• Prompt: Take each line of the entries below that contains "Crackdown" and copy it.

• Data in this exercise:

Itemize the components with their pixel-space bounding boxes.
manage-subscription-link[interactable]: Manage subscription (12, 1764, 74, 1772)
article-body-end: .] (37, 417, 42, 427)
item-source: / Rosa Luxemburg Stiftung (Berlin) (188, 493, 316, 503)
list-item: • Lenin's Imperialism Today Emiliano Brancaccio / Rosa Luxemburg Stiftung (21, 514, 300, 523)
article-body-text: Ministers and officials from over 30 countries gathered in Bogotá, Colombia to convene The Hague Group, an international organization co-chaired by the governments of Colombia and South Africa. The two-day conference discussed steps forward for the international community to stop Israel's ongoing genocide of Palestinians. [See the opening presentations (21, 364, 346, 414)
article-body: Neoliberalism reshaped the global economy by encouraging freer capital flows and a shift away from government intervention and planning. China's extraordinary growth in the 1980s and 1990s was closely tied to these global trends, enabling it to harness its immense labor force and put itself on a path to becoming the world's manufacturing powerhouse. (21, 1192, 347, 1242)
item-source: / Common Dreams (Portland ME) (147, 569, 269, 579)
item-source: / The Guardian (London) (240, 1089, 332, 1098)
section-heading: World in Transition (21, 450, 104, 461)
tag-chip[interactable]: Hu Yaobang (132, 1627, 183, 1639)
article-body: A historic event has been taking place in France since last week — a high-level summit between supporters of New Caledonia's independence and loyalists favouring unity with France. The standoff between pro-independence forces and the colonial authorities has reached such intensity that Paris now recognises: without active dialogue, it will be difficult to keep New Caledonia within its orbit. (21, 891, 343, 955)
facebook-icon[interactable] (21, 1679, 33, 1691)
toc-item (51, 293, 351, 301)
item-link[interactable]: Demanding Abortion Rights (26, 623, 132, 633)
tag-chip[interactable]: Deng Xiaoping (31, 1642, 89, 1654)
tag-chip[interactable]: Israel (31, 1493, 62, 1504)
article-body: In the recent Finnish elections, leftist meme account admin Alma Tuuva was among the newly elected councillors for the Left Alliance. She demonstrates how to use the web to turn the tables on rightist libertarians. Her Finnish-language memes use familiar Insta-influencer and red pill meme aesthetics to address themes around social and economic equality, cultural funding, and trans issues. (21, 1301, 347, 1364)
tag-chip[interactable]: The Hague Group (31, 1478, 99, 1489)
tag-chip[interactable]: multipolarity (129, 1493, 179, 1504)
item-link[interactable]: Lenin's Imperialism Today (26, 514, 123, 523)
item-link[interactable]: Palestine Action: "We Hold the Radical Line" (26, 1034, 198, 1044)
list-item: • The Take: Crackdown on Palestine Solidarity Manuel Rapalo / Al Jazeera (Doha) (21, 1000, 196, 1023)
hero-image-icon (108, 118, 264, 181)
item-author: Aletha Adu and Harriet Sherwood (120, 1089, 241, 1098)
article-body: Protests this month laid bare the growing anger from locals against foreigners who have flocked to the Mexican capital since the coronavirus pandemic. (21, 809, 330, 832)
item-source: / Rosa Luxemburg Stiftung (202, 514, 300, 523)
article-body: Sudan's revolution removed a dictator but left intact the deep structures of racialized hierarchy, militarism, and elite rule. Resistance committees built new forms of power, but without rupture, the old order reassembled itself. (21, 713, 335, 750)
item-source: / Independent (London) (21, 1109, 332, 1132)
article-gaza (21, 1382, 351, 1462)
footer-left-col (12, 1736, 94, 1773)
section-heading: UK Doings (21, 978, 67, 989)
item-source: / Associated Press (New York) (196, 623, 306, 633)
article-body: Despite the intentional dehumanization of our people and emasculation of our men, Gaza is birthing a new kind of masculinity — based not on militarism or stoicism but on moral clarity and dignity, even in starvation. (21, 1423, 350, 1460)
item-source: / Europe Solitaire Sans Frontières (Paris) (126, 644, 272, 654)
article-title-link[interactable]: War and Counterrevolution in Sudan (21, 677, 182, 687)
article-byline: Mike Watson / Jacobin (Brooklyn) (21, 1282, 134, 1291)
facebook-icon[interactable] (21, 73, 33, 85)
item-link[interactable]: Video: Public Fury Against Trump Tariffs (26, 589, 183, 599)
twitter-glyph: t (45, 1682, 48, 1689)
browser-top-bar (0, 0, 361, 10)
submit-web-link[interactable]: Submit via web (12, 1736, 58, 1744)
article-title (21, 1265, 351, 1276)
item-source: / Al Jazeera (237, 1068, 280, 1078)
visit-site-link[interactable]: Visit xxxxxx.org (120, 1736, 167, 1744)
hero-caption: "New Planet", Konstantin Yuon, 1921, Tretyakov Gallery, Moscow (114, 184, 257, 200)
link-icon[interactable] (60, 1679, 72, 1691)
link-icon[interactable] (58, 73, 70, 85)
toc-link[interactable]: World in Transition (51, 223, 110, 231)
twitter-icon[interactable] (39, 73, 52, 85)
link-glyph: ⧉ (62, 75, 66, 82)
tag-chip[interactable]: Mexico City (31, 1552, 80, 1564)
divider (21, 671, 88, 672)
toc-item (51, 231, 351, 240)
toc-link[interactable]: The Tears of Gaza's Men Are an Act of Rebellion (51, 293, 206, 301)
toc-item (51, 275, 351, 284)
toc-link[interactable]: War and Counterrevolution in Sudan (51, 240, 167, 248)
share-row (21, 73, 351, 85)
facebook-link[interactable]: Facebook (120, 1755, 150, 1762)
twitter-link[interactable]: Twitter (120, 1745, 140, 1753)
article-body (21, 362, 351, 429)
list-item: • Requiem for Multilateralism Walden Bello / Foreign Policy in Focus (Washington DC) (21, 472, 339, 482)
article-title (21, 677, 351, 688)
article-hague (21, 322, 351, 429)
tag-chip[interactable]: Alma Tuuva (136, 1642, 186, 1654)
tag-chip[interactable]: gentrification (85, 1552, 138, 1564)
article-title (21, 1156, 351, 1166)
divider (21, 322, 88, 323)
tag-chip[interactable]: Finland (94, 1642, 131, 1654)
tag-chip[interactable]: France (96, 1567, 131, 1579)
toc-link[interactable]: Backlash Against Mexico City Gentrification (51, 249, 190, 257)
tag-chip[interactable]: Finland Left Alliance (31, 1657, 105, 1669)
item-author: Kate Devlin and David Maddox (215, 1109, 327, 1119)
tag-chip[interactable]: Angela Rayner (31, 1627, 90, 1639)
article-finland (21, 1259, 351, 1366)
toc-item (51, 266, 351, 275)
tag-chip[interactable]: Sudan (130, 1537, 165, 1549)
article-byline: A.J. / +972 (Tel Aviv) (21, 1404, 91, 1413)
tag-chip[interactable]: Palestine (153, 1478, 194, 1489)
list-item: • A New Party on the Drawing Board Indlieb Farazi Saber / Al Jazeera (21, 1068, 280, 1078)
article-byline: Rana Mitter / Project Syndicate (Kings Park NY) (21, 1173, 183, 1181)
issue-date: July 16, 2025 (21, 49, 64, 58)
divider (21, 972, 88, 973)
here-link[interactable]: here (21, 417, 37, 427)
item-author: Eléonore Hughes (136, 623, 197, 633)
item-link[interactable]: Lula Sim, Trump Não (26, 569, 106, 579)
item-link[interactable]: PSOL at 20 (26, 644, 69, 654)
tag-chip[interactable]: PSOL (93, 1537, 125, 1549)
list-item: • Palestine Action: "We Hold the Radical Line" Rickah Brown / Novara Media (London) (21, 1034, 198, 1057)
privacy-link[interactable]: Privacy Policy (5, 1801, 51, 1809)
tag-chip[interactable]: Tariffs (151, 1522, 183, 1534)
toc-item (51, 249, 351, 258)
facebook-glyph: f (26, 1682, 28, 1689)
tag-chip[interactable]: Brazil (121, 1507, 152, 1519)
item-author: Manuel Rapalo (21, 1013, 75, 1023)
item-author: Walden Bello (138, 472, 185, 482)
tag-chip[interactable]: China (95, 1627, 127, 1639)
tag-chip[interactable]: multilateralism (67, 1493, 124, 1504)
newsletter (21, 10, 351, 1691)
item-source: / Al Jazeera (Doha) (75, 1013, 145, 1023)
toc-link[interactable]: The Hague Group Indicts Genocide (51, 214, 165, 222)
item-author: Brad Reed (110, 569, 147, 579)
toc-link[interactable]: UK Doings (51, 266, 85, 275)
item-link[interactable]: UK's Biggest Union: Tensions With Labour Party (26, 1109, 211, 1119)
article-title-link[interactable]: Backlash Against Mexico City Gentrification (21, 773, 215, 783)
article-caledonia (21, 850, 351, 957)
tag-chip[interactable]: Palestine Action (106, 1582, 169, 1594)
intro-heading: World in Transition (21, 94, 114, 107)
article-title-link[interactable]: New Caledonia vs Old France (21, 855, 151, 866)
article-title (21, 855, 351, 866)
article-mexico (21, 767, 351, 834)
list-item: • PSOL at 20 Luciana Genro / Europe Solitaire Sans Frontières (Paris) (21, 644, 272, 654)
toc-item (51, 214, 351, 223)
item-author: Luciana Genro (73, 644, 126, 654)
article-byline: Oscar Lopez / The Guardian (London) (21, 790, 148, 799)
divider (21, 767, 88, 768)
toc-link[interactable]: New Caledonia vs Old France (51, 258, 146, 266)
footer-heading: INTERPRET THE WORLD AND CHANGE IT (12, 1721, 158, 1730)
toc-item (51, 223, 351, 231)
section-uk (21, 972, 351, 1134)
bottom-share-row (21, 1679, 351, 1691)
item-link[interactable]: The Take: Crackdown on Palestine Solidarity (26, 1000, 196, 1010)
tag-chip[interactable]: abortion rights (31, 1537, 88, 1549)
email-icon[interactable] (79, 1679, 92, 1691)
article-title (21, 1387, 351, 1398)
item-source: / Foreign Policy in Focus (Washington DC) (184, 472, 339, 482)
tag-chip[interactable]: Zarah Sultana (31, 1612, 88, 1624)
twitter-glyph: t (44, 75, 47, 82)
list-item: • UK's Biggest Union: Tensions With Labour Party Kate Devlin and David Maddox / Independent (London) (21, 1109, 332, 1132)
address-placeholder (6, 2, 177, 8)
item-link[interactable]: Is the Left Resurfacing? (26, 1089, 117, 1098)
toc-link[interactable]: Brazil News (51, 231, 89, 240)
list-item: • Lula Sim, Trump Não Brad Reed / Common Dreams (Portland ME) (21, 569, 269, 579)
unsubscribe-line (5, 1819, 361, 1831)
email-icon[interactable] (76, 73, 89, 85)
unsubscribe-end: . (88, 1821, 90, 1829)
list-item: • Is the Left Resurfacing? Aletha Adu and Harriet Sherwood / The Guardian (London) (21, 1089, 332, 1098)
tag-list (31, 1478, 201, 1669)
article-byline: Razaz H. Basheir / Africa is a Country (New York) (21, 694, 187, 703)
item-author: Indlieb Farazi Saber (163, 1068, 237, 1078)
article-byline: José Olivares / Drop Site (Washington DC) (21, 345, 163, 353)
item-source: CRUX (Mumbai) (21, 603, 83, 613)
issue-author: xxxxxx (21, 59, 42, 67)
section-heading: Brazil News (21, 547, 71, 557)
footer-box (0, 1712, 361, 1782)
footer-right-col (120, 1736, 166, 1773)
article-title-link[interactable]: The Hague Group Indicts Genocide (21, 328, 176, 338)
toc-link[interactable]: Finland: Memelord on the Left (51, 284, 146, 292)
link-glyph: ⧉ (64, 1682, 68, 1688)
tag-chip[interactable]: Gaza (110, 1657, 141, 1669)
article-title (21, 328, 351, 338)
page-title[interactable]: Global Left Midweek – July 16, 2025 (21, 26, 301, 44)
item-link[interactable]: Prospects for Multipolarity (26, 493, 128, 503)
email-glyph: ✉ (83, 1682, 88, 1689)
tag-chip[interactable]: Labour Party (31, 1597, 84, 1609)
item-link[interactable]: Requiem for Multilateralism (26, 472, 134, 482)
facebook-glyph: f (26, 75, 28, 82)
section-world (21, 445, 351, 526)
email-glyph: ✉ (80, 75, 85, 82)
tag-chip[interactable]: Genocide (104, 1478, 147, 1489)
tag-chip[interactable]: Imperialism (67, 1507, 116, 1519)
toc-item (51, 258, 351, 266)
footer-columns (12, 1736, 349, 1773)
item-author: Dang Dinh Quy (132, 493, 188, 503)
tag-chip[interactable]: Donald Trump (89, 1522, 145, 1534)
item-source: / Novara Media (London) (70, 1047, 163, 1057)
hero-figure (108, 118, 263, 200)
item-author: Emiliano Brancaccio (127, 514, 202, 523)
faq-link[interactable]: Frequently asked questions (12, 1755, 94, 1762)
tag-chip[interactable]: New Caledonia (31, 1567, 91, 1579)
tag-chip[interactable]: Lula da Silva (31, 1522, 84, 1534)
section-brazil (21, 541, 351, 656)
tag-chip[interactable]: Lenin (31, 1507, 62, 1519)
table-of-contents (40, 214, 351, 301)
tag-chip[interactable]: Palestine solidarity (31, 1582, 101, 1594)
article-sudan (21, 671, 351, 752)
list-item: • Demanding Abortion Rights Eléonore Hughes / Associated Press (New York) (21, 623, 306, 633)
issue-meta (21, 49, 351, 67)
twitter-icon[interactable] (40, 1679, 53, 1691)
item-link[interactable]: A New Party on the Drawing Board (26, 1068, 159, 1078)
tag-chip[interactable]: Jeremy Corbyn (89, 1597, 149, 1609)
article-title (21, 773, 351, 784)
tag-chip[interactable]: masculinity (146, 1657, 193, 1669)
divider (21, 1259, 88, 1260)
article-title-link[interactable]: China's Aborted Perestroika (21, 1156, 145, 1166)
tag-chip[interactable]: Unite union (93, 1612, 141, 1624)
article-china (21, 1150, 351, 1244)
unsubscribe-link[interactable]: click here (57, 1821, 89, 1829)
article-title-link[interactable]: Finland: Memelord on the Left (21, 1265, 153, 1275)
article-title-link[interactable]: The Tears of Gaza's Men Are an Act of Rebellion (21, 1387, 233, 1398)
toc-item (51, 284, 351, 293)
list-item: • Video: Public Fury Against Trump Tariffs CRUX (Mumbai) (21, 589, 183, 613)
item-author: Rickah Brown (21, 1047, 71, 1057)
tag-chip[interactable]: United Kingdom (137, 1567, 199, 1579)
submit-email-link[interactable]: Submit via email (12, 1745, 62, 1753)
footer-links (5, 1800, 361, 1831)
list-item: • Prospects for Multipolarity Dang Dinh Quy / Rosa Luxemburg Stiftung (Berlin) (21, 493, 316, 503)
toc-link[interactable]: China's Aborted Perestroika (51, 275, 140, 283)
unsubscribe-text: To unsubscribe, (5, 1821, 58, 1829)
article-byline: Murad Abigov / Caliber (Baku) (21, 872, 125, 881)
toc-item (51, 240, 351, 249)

• Solution to the problem:
list-item: • The Take: Crackdown on Palestine Solidarity Manuel Rapalo / Al Jazeera (Doha) (21, 1000, 196, 1023)
item-link[interactable]: The Take: Crackdown on Palestine Solidarity (26, 1000, 196, 1010)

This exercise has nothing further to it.